● What the exercise asks: Pictures appear in the records below; write out everything else exactly.

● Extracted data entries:
----

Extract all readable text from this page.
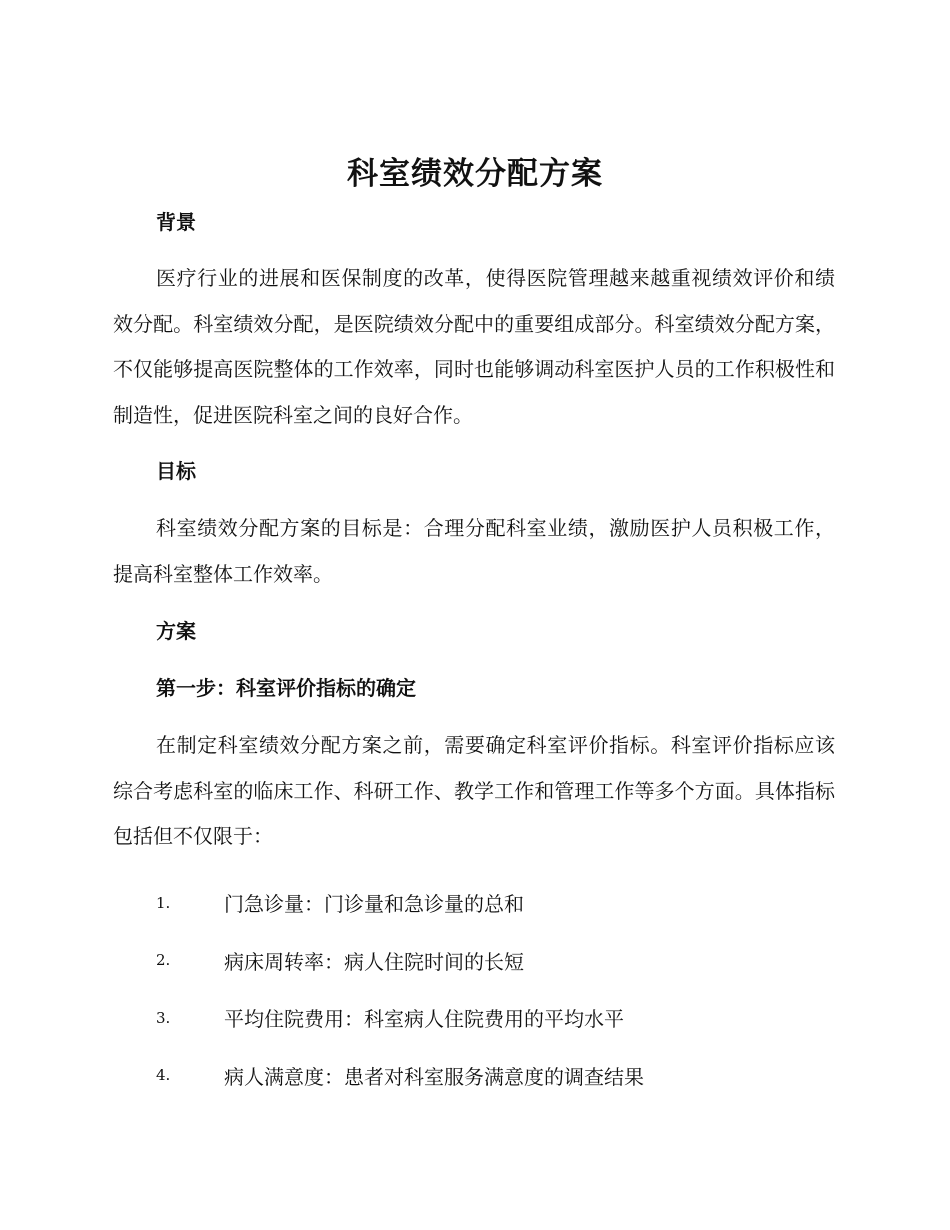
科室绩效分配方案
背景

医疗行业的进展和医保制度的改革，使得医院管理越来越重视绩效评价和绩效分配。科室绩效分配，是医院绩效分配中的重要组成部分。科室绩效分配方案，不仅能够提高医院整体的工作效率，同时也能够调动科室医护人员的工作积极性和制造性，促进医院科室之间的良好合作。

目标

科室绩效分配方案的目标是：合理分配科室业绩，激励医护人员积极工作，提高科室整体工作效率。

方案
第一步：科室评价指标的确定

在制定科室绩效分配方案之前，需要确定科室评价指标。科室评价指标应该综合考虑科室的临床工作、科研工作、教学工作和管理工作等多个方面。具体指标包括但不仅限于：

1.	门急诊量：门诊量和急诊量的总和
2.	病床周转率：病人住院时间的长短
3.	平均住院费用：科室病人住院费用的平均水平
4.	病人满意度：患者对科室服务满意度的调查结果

----

● Exercise response:
Extract all readable text from this page.
科室绩效分配方案
背景

医疗行业的进展和医保制度的改革，使得医院管理越来越重视绩效评价和绩效分配。科室绩效分配，是医院绩效分配中的重要组成部分。科室绩效分配方案，不仅能够提高医院整体的工作效率，同时也能够调动科室医护人员的工作积极性和制造性，促进医院科室之间的良好合作。

目标

科室绩效分配方案的目标是：合理分配科室业绩，激励医护人员积极工作，提高科室整体工作效率。

方案
第一步：科室评价指标的确定

在制定科室绩效分配方案之前，需要确定科室评价指标。科室评价指标应该综合考虑科室的临床工作、科研工作、教学工作和管理工作等多个方面。具体指标包括但不仅限于：

1.	门急诊量：门诊量和急诊量的总和
2.	病床周转率：病人住院时间的长短
3.	平均住院费用：科室病人住院费用的平均水平
4.	病人满意度：患者对科室服务满意度的调查结果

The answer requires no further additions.